INPUT MATERIAL ▸
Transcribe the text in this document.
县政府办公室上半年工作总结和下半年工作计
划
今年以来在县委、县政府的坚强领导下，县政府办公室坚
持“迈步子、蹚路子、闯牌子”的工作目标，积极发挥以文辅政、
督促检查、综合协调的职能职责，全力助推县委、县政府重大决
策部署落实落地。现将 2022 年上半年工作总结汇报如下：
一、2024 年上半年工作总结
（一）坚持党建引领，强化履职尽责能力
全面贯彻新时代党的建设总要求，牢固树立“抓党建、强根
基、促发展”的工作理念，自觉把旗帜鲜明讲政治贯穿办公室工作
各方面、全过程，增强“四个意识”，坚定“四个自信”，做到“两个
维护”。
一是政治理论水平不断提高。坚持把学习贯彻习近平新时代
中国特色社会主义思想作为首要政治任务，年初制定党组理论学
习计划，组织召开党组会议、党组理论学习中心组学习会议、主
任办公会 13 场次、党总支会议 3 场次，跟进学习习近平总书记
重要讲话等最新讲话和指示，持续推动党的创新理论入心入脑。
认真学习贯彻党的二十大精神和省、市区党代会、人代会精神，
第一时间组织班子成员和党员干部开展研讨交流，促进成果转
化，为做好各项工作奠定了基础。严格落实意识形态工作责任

WHAT NEEDS TO BE DONE ▸ Using the data above, print every record exactly as shown.

EXERCISE RESPONSE ▸
Transcribe the text in this document.
县政府办公室上半年工作总结和下半年工作计
划
今年以来在县委、县政府的坚强领导下，县政府办公室坚
持“迈步子、蹚路子、闯牌子”的工作目标，积极发挥以文辅政、
督促检查、综合协调的职能职责，全力助推县委、县政府重大决
策部署落实落地。现将 2022 年上半年工作总结汇报如下：
一、2024 年上半年工作总结
（一）坚持党建引领，强化履职尽责能力
全面贯彻新时代党的建设总要求，牢固树立“抓党建、强根
基、促发展”的工作理念，自觉把旗帜鲜明讲政治贯穿办公室工作
各方面、全过程，增强“四个意识”，坚定“四个自信”，做到“两个
维护”。
一是政治理论水平不断提高。坚持把学习贯彻习近平新时代
中国特色社会主义思想作为首要政治任务，年初制定党组理论学
习计划，组织召开党组会议、党组理论学习中心组学习会议、主
任办公会 13 场次、党总支会议 3 场次，跟进学习习近平总书记
重要讲话等最新讲话和指示，持续推动党的创新理论入心入脑。
认真学习贯彻党的二十大精神和省、市区党代会、人代会精神，
第一时间组织班子成员和党员干部开展研讨交流，促进成果转
化，为做好各项工作奠定了基础。严格落实意识形态工作责任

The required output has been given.